Dataset content:
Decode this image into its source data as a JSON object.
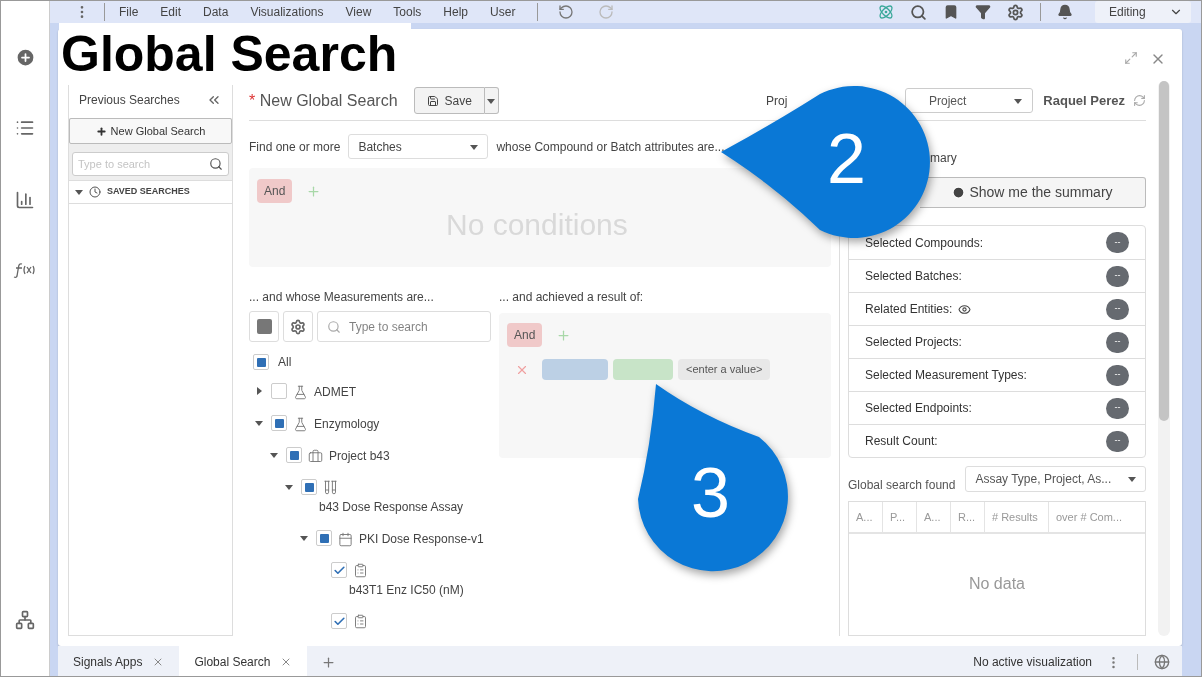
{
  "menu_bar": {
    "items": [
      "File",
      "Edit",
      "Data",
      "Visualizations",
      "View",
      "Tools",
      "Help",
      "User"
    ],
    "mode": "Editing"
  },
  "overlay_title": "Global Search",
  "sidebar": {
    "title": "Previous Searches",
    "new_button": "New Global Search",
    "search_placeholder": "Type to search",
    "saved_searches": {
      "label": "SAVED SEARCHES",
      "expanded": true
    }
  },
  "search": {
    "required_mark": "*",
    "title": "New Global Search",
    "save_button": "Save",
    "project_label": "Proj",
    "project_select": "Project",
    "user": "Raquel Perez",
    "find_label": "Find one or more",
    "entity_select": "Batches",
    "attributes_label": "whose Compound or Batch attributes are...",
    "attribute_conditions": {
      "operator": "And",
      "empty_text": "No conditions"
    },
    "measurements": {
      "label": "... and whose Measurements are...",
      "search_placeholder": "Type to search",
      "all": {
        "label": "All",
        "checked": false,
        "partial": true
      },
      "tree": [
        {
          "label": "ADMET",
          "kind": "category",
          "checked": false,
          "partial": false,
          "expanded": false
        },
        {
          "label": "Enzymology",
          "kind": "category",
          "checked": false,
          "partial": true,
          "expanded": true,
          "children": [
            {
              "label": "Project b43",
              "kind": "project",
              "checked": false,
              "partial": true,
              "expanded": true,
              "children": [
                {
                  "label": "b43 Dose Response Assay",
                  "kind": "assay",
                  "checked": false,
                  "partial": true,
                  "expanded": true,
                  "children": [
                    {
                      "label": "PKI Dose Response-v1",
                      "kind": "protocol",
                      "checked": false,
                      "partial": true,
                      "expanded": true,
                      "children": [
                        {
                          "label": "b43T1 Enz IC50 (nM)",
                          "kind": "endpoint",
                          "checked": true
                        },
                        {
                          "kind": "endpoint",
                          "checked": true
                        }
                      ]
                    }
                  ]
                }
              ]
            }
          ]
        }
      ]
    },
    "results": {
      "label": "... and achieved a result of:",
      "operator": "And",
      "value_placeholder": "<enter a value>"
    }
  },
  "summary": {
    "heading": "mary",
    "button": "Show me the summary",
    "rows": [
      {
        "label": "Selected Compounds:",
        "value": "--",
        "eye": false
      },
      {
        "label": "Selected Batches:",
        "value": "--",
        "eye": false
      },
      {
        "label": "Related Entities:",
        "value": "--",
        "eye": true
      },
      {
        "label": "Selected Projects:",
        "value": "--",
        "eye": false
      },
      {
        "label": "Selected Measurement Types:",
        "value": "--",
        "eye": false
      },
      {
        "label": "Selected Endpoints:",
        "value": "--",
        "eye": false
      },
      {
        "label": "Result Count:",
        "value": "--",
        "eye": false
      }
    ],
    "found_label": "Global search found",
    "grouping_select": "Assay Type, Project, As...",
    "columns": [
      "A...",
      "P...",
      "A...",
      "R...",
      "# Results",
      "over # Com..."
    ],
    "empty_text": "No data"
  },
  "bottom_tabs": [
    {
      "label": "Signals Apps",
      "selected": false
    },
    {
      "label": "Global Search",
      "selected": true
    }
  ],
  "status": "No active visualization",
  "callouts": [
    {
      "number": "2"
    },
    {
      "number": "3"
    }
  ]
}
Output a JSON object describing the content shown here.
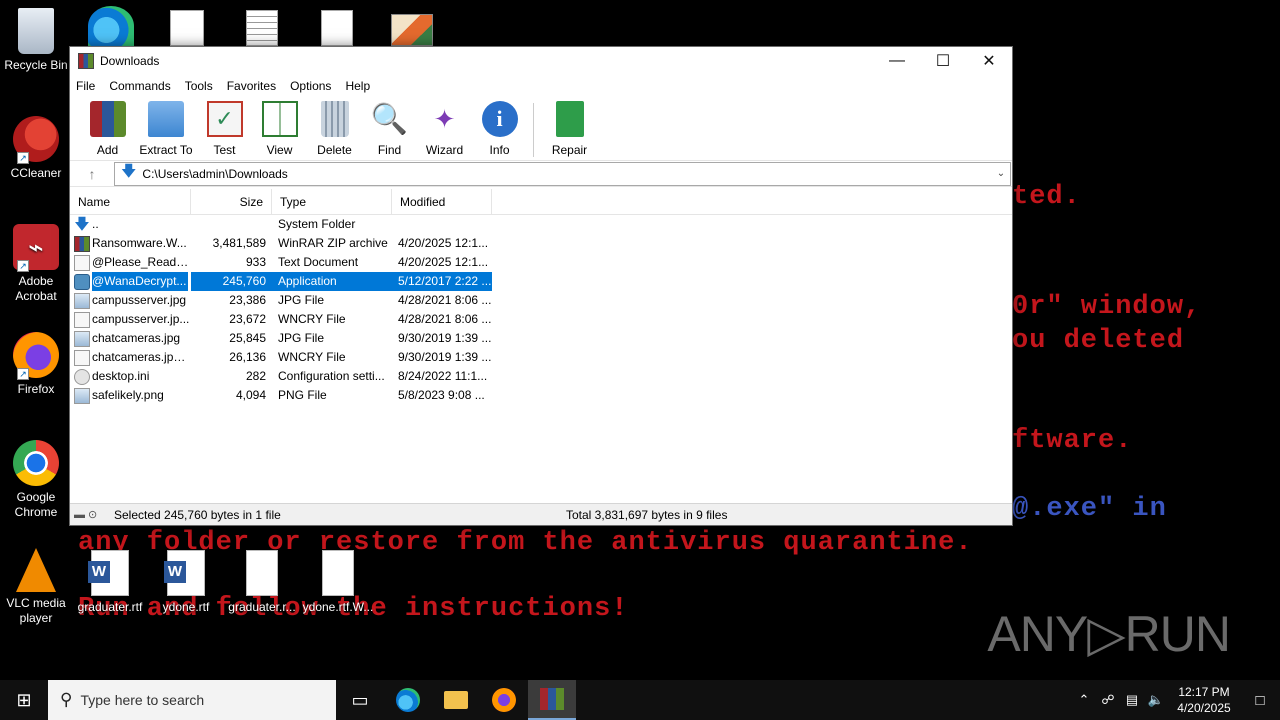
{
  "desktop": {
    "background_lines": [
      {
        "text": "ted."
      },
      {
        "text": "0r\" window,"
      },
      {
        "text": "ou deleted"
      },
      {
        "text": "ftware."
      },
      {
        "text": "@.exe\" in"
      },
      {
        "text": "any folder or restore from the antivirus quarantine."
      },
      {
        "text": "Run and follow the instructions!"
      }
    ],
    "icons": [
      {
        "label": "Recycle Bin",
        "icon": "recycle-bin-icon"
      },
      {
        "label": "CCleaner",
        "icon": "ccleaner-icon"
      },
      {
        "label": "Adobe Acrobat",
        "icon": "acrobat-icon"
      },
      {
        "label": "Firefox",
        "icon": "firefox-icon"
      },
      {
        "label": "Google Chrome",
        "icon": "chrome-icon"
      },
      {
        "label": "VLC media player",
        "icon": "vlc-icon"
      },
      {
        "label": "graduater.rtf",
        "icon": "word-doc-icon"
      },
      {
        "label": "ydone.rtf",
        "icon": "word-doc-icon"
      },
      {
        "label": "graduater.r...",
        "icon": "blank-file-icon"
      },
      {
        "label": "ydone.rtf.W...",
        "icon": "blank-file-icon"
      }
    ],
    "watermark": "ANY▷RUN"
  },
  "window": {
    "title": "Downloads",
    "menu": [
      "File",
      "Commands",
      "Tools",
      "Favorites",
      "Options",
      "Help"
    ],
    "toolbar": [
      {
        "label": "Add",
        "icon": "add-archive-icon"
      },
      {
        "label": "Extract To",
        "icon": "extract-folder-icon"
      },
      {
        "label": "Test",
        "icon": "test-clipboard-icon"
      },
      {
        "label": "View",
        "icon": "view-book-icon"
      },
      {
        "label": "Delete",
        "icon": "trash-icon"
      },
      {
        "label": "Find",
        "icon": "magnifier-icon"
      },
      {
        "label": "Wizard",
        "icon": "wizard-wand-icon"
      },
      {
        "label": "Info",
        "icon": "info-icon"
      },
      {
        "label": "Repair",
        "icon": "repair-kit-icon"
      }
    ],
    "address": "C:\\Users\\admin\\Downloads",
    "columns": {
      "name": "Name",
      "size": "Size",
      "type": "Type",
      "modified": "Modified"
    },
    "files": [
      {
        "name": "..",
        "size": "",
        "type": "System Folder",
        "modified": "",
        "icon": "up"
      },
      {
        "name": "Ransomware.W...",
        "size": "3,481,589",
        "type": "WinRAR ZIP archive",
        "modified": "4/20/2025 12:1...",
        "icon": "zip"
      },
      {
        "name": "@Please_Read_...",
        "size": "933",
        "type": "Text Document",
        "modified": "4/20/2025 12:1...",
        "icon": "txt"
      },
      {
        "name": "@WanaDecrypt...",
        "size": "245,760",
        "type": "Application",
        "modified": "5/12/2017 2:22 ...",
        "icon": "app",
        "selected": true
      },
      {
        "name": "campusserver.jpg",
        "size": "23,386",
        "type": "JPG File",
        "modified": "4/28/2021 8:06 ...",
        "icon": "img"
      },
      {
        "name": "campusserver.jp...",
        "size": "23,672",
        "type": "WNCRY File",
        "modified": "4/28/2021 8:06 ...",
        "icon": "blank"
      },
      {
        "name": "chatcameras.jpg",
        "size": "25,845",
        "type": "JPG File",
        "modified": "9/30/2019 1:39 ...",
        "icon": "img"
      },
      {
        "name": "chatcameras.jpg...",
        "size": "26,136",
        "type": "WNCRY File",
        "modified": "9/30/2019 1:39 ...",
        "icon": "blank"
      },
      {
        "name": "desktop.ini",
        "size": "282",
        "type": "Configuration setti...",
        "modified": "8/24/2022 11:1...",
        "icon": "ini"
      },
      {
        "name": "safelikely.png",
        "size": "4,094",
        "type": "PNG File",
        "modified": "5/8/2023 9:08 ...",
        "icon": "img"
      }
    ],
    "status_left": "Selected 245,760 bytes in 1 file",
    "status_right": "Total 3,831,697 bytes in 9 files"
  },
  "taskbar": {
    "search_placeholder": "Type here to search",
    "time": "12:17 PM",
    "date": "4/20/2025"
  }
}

Exercise details:
The records above need to be reproduced exactly, with all images omitted.

Result of this exercise:
Decode this image into its source data as a JSON object.
{
  "menu_bar": {
    "items": [
      "File",
      "Edit",
      "Data",
      "Visualizations",
      "View",
      "Tools",
      "Help",
      "User"
    ],
    "mode": "Editing"
  },
  "overlay_title": "Global Search",
  "sidebar": {
    "title": "Previous Searches",
    "new_button": "New Global Search",
    "search_placeholder": "Type to search",
    "saved_searches": {
      "label": "SAVED SEARCHES",
      "expanded": true
    }
  },
  "search": {
    "required_mark": "*",
    "title": "New Global Search",
    "save_button": "Save",
    "project_label": "Proj",
    "project_select": "Project",
    "user": "Raquel Perez",
    "find_label": "Find one or more",
    "entity_select": "Batches",
    "attributes_label": "whose Compound or Batch attributes are...",
    "attribute_conditions": {
      "operator": "And",
      "empty_text": "No conditions"
    },
    "measurements": {
      "label": "... and whose Measurements are...",
      "search_placeholder": "Type to search",
      "all": {
        "label": "All",
        "checked": false,
        "partial": true
      },
      "tree": [
        {
          "label": "ADMET",
          "kind": "category",
          "checked": false,
          "partial": false,
          "expanded": false
        },
        {
          "label": "Enzymology",
          "kind": "category",
          "checked": false,
          "partial": true,
          "expanded": true,
          "children": [
            {
              "label": "Project b43",
              "kind": "project",
              "checked": false,
              "partial": true,
              "expanded": true,
              "children": [
                {
                  "label": "b43 Dose Response Assay",
                  "kind": "assay",
                  "checked": false,
                  "partial": true,
                  "expanded": true,
                  "children": [
                    {
                      "label": "PKI Dose Response-v1",
                      "kind": "protocol",
                      "checked": false,
                      "partial": true,
                      "expanded": true,
                      "children": [
                        {
                          "label": "b43T1 Enz IC50 (nM)",
                          "kind": "endpoint",
                          "checked": true
                        },
                        {
                          "kind": "endpoint",
                          "checked": true
                        }
                      ]
                    }
                  ]
                }
              ]
            }
          ]
        }
      ]
    },
    "results": {
      "label": "... and achieved a result of:",
      "operator": "And",
      "value_placeholder": "<enter a value>"
    }
  },
  "summary": {
    "heading": "mary",
    "button": "Show me the summary",
    "rows": [
      {
        "label": "Selected Compounds:",
        "value": "--",
        "eye": false
      },
      {
        "label": "Selected Batches:",
        "value": "--",
        "eye": false
      },
      {
        "label": "Related Entities:",
        "value": "--",
        "eye": true
      },
      {
        "label": "Selected Projects:",
        "value": "--",
        "eye": false
      },
      {
        "label": "Selected Measurement Types:",
        "value": "--",
        "eye": false
      },
      {
        "label": "Selected Endpoints:",
        "value": "--",
        "eye": false
      },
      {
        "label": "Result Count:",
        "value": "--",
        "eye": false
      }
    ],
    "found_label": "Global search found",
    "grouping_select": "Assay Type, Project, As...",
    "columns": [
      "A...",
      "P...",
      "A...",
      "R...",
      "# Results",
      "over # Com..."
    ],
    "empty_text": "No data"
  },
  "bottom_tabs": [
    {
      "label": "Signals Apps",
      "selected": false
    },
    {
      "label": "Global Search",
      "selected": true
    }
  ],
  "status": "No active visualization",
  "callouts": [
    {
      "number": "2"
    },
    {
      "number": "3"
    }
  ]
}
Output a JSON object describing the content shown here.
{
  "desktop": {
    "background_lines": [
      {
        "text": "ted."
      },
      {
        "text": "0r\" window,"
      },
      {
        "text": "ou deleted"
      },
      {
        "text": "ftware."
      },
      {
        "text": "@.exe\" in"
      },
      {
        "text": "any folder or restore from the antivirus quarantine."
      },
      {
        "text": "Run and follow the instructions!"
      }
    ],
    "icons": [
      {
        "label": "Recycle Bin",
        "icon": "recycle-bin-icon"
      },
      {
        "label": "CCleaner",
        "icon": "ccleaner-icon"
      },
      {
        "label": "Adobe Acrobat",
        "icon": "acrobat-icon"
      },
      {
        "label": "Firefox",
        "icon": "firefox-icon"
      },
      {
        "label": "Google Chrome",
        "icon": "chrome-icon"
      },
      {
        "label": "VLC media player",
        "icon": "vlc-icon"
      },
      {
        "label": "graduater.rtf",
        "icon": "word-doc-icon"
      },
      {
        "label": "ydone.rtf",
        "icon": "word-doc-icon"
      },
      {
        "label": "graduater.r...",
        "icon": "blank-file-icon"
      },
      {
        "label": "ydone.rtf.W...",
        "icon": "blank-file-icon"
      }
    ],
    "watermark": "ANY▷RUN"
  },
  "window": {
    "title": "Downloads",
    "menu": [
      "File",
      "Commands",
      "Tools",
      "Favorites",
      "Options",
      "Help"
    ],
    "toolbar": [
      {
        "label": "Add",
        "icon": "add-archive-icon"
      },
      {
        "label": "Extract To",
        "icon": "extract-folder-icon"
      },
      {
        "label": "Test",
        "icon": "test-clipboard-icon"
      },
      {
        "label": "View",
        "icon": "view-book-icon"
      },
      {
        "label": "Delete",
        "icon": "trash-icon"
      },
      {
        "label": "Find",
        "icon": "magnifier-icon"
      },
      {
        "label": "Wizard",
        "icon": "wizard-wand-icon"
      },
      {
        "label": "Info",
        "icon": "info-icon"
      },
      {
        "label": "Repair",
        "icon": "repair-kit-icon"
      }
    ],
    "address": "C:\\Users\\admin\\Downloads",
    "columns": {
      "name": "Name",
      "size": "Size",
      "type": "Type",
      "modified": "Modified"
    },
    "files": [
      {
        "name": "..",
        "size": "",
        "type": "System Folder",
        "modified": "",
        "icon": "up"
      },
      {
        "name": "Ransomware.W...",
        "size": "3,481,589",
        "type": "WinRAR ZIP archive",
        "modified": "4/20/2025 12:1...",
        "icon": "zip"
      },
      {
        "name": "@Please_Read_...",
        "size": "933",
        "type": "Text Document",
        "modified": "4/20/2025 12:1...",
        "icon": "txt"
      },
      {
        "name": "@WanaDecrypt...",
        "size": "245,760",
        "type": "Application",
        "modified": "5/12/2017 2:22 ...",
        "icon": "app",
        "selected": true
      },
      {
        "name": "campusserver.jpg",
        "size": "23,386",
        "type": "JPG File",
        "modified": "4/28/2021 8:06 ...",
        "icon": "img"
      },
      {
        "name": "campusserver.jp...",
        "size": "23,672",
        "type": "WNCRY File",
        "modified": "4/28/2021 8:06 ...",
        "icon": "blank"
      },
      {
        "name": "chatcameras.jpg",
        "size": "25,845",
        "type": "JPG File",
        "modified": "9/30/2019 1:39 ...",
        "icon": "img"
      },
      {
        "name": "chatcameras.jpg...",
        "size": "26,136",
        "type": "WNCRY File",
        "modified": "9/30/2019 1:39 ...",
        "icon": "blank"
      },
      {
        "name": "desktop.ini",
        "size": "282",
        "type": "Configuration setti...",
        "modified": "8/24/2022 11:1...",
        "icon": "ini"
      },
      {
        "name": "safelikely.png",
        "size": "4,094",
        "type": "PNG File",
        "modified": "5/8/2023 9:08 ...",
        "icon": "img"
      }
    ],
    "status_left": "Selected 245,760 bytes in 1 file",
    "status_right": "Total 3,831,697 bytes in 9 files"
  },
  "taskbar": {
    "search_placeholder": "Type here to search",
    "time": "12:17 PM",
    "date": "4/20/2025"
  }
}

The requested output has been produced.